**TASK PROMPT**
A line counts if it contains the string "title"; say how many such lines there are, giving only the number.

**PROVIDED RECORDS**
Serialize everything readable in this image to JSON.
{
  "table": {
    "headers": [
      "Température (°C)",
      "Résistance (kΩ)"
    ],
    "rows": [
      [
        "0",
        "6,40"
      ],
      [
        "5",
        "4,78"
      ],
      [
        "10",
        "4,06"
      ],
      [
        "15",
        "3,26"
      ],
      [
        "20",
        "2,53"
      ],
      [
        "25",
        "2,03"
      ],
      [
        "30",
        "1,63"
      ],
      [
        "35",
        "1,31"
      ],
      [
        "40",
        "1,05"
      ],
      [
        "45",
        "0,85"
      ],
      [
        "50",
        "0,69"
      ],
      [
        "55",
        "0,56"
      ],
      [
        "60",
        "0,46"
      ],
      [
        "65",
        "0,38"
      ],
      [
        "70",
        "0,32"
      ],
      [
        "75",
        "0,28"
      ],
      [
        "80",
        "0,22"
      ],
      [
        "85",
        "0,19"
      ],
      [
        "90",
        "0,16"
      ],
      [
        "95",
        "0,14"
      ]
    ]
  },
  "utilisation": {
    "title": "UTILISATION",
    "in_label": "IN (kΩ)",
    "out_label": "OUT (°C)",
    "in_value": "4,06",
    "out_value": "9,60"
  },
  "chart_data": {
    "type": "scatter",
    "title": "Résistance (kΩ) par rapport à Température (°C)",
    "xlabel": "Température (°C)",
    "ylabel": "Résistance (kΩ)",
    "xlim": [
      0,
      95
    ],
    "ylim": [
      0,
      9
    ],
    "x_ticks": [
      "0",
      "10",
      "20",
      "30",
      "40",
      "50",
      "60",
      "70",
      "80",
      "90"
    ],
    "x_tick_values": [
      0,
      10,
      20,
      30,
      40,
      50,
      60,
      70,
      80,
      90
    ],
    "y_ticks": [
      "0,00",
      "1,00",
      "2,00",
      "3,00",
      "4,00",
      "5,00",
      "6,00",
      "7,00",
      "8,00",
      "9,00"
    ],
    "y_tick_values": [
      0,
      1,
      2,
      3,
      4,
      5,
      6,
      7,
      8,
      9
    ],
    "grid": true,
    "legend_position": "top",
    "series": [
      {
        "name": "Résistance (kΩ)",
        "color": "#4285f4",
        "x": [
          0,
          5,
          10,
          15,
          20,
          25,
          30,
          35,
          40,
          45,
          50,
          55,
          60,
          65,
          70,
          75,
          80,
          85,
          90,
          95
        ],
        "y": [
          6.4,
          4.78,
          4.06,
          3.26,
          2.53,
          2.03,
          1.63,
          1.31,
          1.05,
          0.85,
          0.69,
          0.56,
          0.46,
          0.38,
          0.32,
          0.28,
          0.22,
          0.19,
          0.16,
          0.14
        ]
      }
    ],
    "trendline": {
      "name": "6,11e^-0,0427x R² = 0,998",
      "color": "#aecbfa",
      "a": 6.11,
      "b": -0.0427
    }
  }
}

**RESPONSE TO THIS EXERCISE**
2